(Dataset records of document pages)
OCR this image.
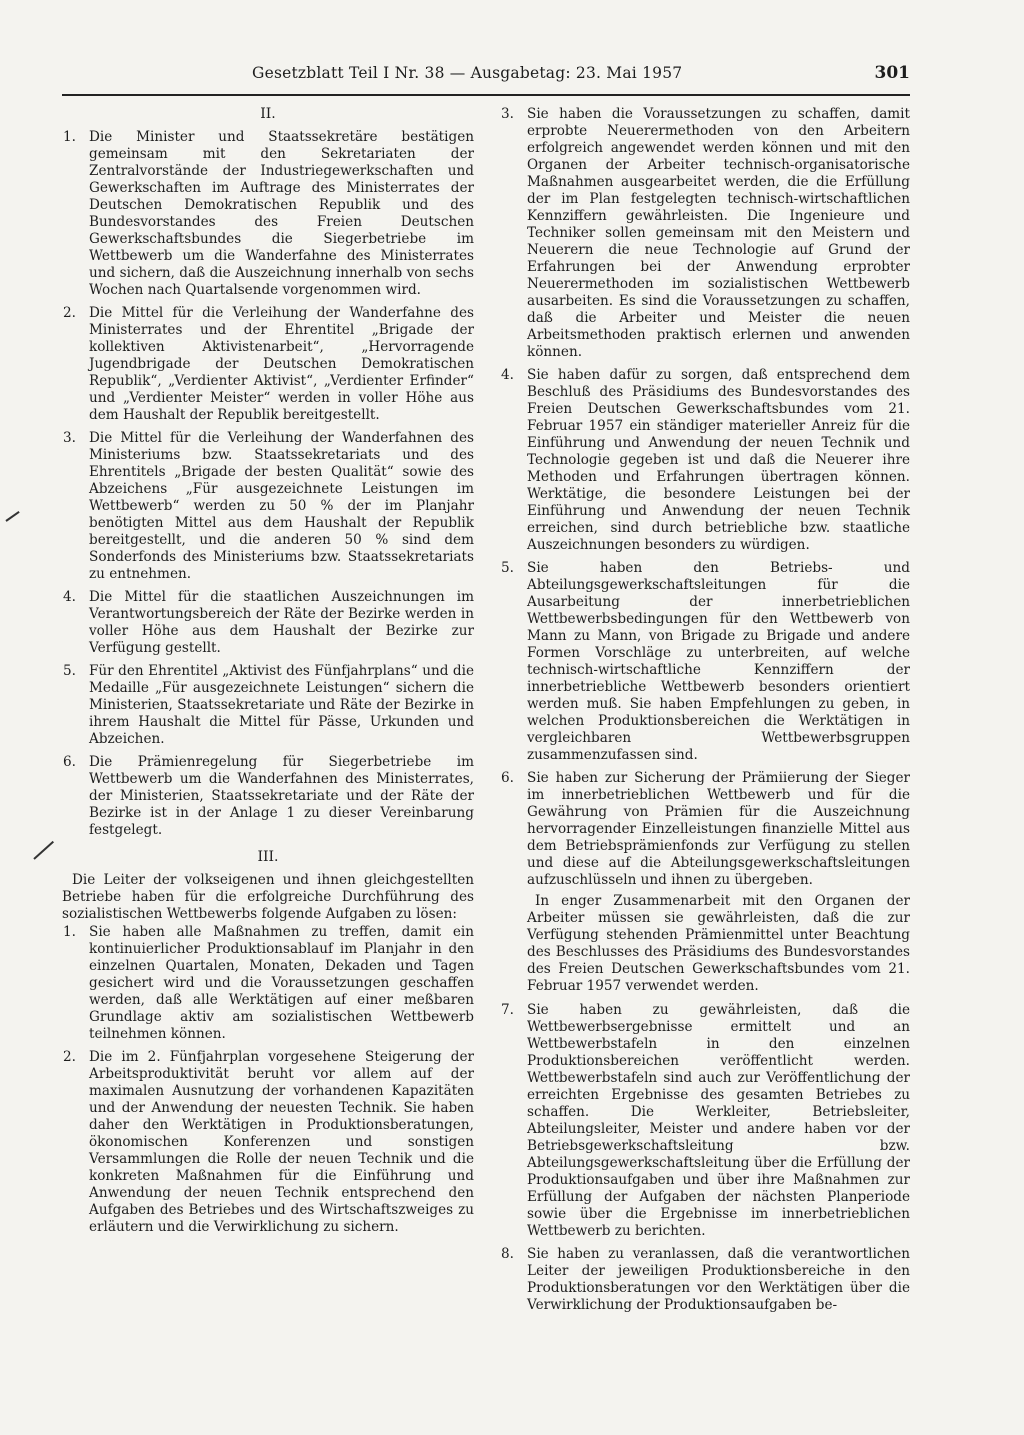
Gesetzblatt Teil I Nr. 38 — Ausgabetag: 23. Mai 1957	301
II.
1. Die Minister und Staatssekretäre bestätigen gemeinsam mit den Sekretariaten der Zentralvorstände der Industriegewerkschaften und Gewerkschaften im Auftrage des Ministerrates der Deutschen Demokratischen Republik und des Bundesvorstandes des Freien Deutschen Gewerkschaftsbundes die Siegerbetriebe im Wettbewerb um die Wanderfahne des Ministerrates und sichern, daß die Auszeichnung innerhalb von sechs Wochen nach Quartalsende vorgenommen wird.
2. Die Mittel für die Verleihung der Wanderfahne des Ministerrates und der Ehrentitel „Brigade der kollektiven Aktivistenarbeit“, „Hervorragende Jugendbrigade der Deutschen Demokratischen Republik“, „Verdienter Aktivist“, „Verdienter Erfinder“ und „Verdienter Meister“ werden in voller Höhe aus dem Haushalt der Republik bereitgestellt.
3. Die Mittel für die Verleihung der Wanderfahnen des Ministeriums bzw. Staatssekretariats und des Ehrentitels „Brigade der besten Qualität“ sowie des Abzeichens „Für ausgezeichnete Leistungen im Wettbewerb“ werden zu 50 % der im Planjahr benötigten Mittel aus dem Haushalt der Republik bereitgestellt, und die anderen 50 % sind dem Sonderfonds des Ministeriums bzw. Staatssekretariats zu entnehmen.
4. Die Mittel für die staatlichen Auszeichnungen im Verantwortungsbereich der Räte der Bezirke werden in voller Höhe aus dem Haushalt der Bezirke zur Verfügung gestellt.
5. Für den Ehrentitel „Aktivist des Fünfjahrplans“ und die Medaille „Für ausgezeichnete Leistungen“ sichern die Ministerien, Staatssekretariate und Räte der Bezirke in ihrem Haushalt die Mittel für Pässe, Urkunden und Abzeichen.
6. Die Prämienregelung für Siegerbetriebe im Wettbewerb um die Wanderfahnen des Ministerrates, der Ministerien, Staatssekretariate und der Räte der Bezirke ist in der Anlage 1 zu dieser Vereinbarung festgelegt.
III.

Die Leiter der volkseigenen und ihnen gleichgestellten Betriebe haben für die erfolgreiche Durchführung des sozialistischen Wettbewerbs folgende Aufgaben zu lösen:

1. Sie haben alle Maßnahmen zu treffen, damit ein kontinuierlicher Produktionsablauf im Planjahr in den einzelnen Quartalen, Monaten, Dekaden und Tagen gesichert wird und die Voraussetzungen geschaffen werden, daß alle Werktätigen auf einer meßbaren Grundlage aktiv am sozialistischen Wettbewerb teilnehmen können.
2. Die im 2. Fünfjahrplan vorgesehene Steigerung der Arbeitsproduktivität beruht vor allem auf der maximalen Ausnutzung der vorhandenen Kapazitäten und der Anwendung der neuesten Technik. Sie haben daher den Werktätigen in Produktionsberatungen, ökonomischen Konferenzen und sonstigen Versammlungen die Rolle der neuen Technik und die konkreten Maßnahmen für die Einführung und Anwendung der neuen Technik entsprechend den Aufgaben des Betriebes und des Wirtschaftszweiges zu erläutern und die Verwirklichung zu sichern.
3. Sie haben die Voraussetzungen zu schaffen, damit erprobte Neuerermethoden von den Arbeitern erfolgreich angewendet werden können und mit den Organen der Arbeiter technisch-organisatorische Maßnahmen ausgearbeitet werden, die die Erfüllung der im Plan festgelegten technisch-wirtschaftlichen Kennziffern gewährleisten. Die Ingenieure und Techniker sollen gemeinsam mit den Meistern und Neuerern die neue Technologie auf Grund der Erfahrungen bei der Anwendung erprobter Neuerermethoden im sozialistischen Wettbewerb ausarbeiten. Es sind die Voraussetzungen zu schaffen, daß die Arbeiter und Meister die neuen Arbeitsmethoden praktisch erlernen und anwenden können.
4. Sie haben dafür zu sorgen, daß entsprechend dem Beschluß des Präsidiums des Bundesvorstandes des Freien Deutschen Gewerkschaftsbundes vom 21. Februar 1957 ein ständiger materieller Anreiz für die Einführung und Anwendung der neuen Technik und Technologie gegeben ist und daß die Neuerer ihre Methoden und Erfahrungen übertragen können. Werktätige, die besondere Leistungen bei der Einführung und Anwendung der neuen Technik erreichen, sind durch betriebliche bzw. staatliche Auszeichnungen besonders zu würdigen.
5. Sie haben den Betriebs- und Abteilungsgewerkschaftsleitungen für die Ausarbeitung der innerbetrieblichen Wettbewerbsbedingungen für den Wettbewerb von Mann zu Mann, von Brigade zu Brigade und andere Formen Vorschläge zu unterbreiten, auf welche technisch-wirtschaftliche Kennziffern der innerbetriebliche Wettbewerb besonders orientiert werden muß. Sie haben Empfehlungen zu geben, in welchen Produktionsbereichen die Werktätigen in vergleichbaren Wettbewerbsgruppen zusammenzufassen sind.
6. Sie haben zur Sicherung der Prämiierung der Sieger im innerbetrieblichen Wettbewerb und für die Gewährung von Prämien für die Auszeichnung hervorragender Einzelleistungen finanzielle Mittel aus dem Betriebsprämienfonds zur Verfügung zu stellen und diese auf die Abteilungsgewerkschaftsleitungen aufzuschlüsseln und ihnen zu übergeben.

In enger Zusammenarbeit mit den Organen der Arbeiter müssen sie gewährleisten, daß die zur Verfügung stehenden Prämienmittel unter Beachtung des Beschlusses des Präsidiums des Bundesvorstandes des Freien Deutschen Gewerkschaftsbundes vom 21. Februar 1957 verwendet werden.

7. Sie haben zu gewährleisten, daß die Wettbewerbsergebnisse ermittelt und an Wettbewerbstafeln in den einzelnen Produktionsbereichen veröffentlicht werden. Wettbewerbstafeln sind auch zur Veröffentlichung der erreichten Ergebnisse des gesamten Betriebes zu schaffen. Die Werkleiter, Betriebsleiter, Abteilungsleiter, Meister und andere haben vor der Betriebsgewerkschaftsleitung bzw. Abteilungsgewerkschaftsleitung über die Erfüllung der Produktionsaufgaben und über ihre Maßnahmen zur Erfüllung der Aufgaben der nächsten Planperiode sowie über die Ergebnisse im innerbetrieblichen Wettbewerb zu berichten.
8. Sie haben zu veranlassen, daß die verantwortlichen Leiter der jeweiligen Produktionsbereiche in den Produktionsberatungen vor den Werktätigen über die Verwirklichung der Produktionsaufgaben be-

Task brief: Print every record above exactly, with no pictures.

Expected output:
OCR this image.
Gesetzblatt Teil I Nr. 38 — Ausgabetag: 23. Mai 1957	301
II.
1. Die Minister und Staatssekretäre bestätigen gemeinsam mit den Sekretariaten der Zentralvorstände der Industriegewerkschaften und Gewerkschaften im Auftrage des Ministerrates der Deutschen Demokratischen Republik und des Bundesvorstandes des Freien Deutschen Gewerkschaftsbundes die Siegerbetriebe im Wettbewerb um die Wanderfahne des Ministerrates und sichern, daß die Auszeichnung innerhalb von sechs Wochen nach Quartalsende vorgenommen wird.
2. Die Mittel für die Verleihung der Wanderfahne des Ministerrates und der Ehrentitel „Brigade der kollektiven Aktivistenarbeit“, „Hervorragende Jugendbrigade der Deutschen Demokratischen Republik“, „Verdienter Aktivist“, „Verdienter Erfinder“ und „Verdienter Meister“ werden in voller Höhe aus dem Haushalt der Republik bereitgestellt.
3. Die Mittel für die Verleihung der Wanderfahnen des Ministeriums bzw. Staatssekretariats und des Ehrentitels „Brigade der besten Qualität“ sowie des Abzeichens „Für ausgezeichnete Leistungen im Wettbewerb“ werden zu 50 % der im Planjahr benötigten Mittel aus dem Haushalt der Republik bereitgestellt, und die anderen 50 % sind dem Sonderfonds des Ministeriums bzw. Staatssekretariats zu entnehmen.
4. Die Mittel für die staatlichen Auszeichnungen im Verantwortungsbereich der Räte der Bezirke werden in voller Höhe aus dem Haushalt der Bezirke zur Verfügung gestellt.
5. Für den Ehrentitel „Aktivist des Fünfjahrplans“ und die Medaille „Für ausgezeichnete Leistungen“ sichern die Ministerien, Staatssekretariate und Räte der Bezirke in ihrem Haushalt die Mittel für Pässe, Urkunden und Abzeichen.
6. Die Prämienregelung für Siegerbetriebe im Wettbewerb um die Wanderfahnen des Ministerrates, der Ministerien, Staatssekretariate und der Räte der Bezirke ist in der Anlage 1 zu dieser Vereinbarung festgelegt.
III.

Die Leiter der volkseigenen und ihnen gleichgestellten Betriebe haben für die erfolgreiche Durchführung des sozialistischen Wettbewerbs folgende Aufgaben zu lösen:

1. Sie haben alle Maßnahmen zu treffen, damit ein kontinuierlicher Produktionsablauf im Planjahr in den einzelnen Quartalen, Monaten, Dekaden und Tagen gesichert wird und die Voraussetzungen geschaffen werden, daß alle Werktätigen auf einer meßbaren Grundlage aktiv am sozialistischen Wettbewerb teilnehmen können.
2. Die im 2. Fünfjahrplan vorgesehene Steigerung der Arbeitsproduktivität beruht vor allem auf der maximalen Ausnutzung der vorhandenen Kapazitäten und der Anwendung der neuesten Technik. Sie haben daher den Werktätigen in Produktionsberatungen, ökonomischen Konferenzen und sonstigen Versammlungen die Rolle der neuen Technik und die konkreten Maßnahmen für die Einführung und Anwendung der neuen Technik entsprechend den Aufgaben des Betriebes und des Wirtschaftszweiges zu erläutern und die Verwirklichung zu sichern.
3. Sie haben die Voraussetzungen zu schaffen, damit erprobte Neuerermethoden von den Arbeitern erfolgreich angewendet werden können und mit den Organen der Arbeiter technisch-organisatorische Maßnahmen ausgearbeitet werden, die die Erfüllung der im Plan festgelegten technisch-wirtschaftlichen Kennziffern gewährleisten. Die Ingenieure und Techniker sollen gemeinsam mit den Meistern und Neuerern die neue Technologie auf Grund der Erfahrungen bei der Anwendung erprobter Neuerermethoden im sozialistischen Wettbewerb ausarbeiten. Es sind die Voraussetzungen zu schaffen, daß die Arbeiter und Meister die neuen Arbeitsmethoden praktisch erlernen und anwenden können.
4. Sie haben dafür zu sorgen, daß entsprechend dem Beschluß des Präsidiums des Bundesvorstandes des Freien Deutschen Gewerkschaftsbundes vom 21. Februar 1957 ein ständiger materieller Anreiz für die Einführung und Anwendung der neuen Technik und Technologie gegeben ist und daß die Neuerer ihre Methoden und Erfahrungen übertragen können. Werktätige, die besondere Leistungen bei der Einführung und Anwendung der neuen Technik erreichen, sind durch betriebliche bzw. staatliche Auszeichnungen besonders zu würdigen.
5. Sie haben den Betriebs- und Abteilungsgewerkschaftsleitungen für die Ausarbeitung der innerbetrieblichen Wettbewerbsbedingungen für den Wettbewerb von Mann zu Mann, von Brigade zu Brigade und andere Formen Vorschläge zu unterbreiten, auf welche technisch-wirtschaftliche Kennziffern der innerbetriebliche Wettbewerb besonders orientiert werden muß. Sie haben Empfehlungen zu geben, in welchen Produktionsbereichen die Werktätigen in vergleichbaren Wettbewerbsgruppen zusammenzufassen sind.
6. Sie haben zur Sicherung der Prämiierung der Sieger im innerbetrieblichen Wettbewerb und für die Gewährung von Prämien für die Auszeichnung hervorragender Einzelleistungen finanzielle Mittel aus dem Betriebsprämienfonds zur Verfügung zu stellen und diese auf die Abteilungsgewerkschaftsleitungen aufzuschlüsseln und ihnen zu übergeben.

In enger Zusammenarbeit mit den Organen der Arbeiter müssen sie gewährleisten, daß die zur Verfügung stehenden Prämienmittel unter Beachtung des Beschlusses des Präsidiums des Bundesvorstandes des Freien Deutschen Gewerkschaftsbundes vom 21. Februar 1957 verwendet werden.

7. Sie haben zu gewährleisten, daß die Wettbewerbsergebnisse ermittelt und an Wettbewerbstafeln in den einzelnen Produktionsbereichen veröffentlicht werden. Wettbewerbstafeln sind auch zur Veröffentlichung der erreichten Ergebnisse des gesamten Betriebes zu schaffen. Die Werkleiter, Betriebsleiter, Abteilungsleiter, Meister und andere haben vor der Betriebsgewerkschaftsleitung bzw. Abteilungsgewerkschaftsleitung über die Erfüllung der Produktionsaufgaben und über ihre Maßnahmen zur Erfüllung der Aufgaben der nächsten Planperiode sowie über die Ergebnisse im innerbetrieblichen Wettbewerb zu berichten.
8. Sie haben zu veranlassen, daß die verantwortlichen Leiter der jeweiligen Produktionsbereiche in den Produktionsberatungen vor den Werktätigen über die Verwirklichung der Produktionsaufgaben be-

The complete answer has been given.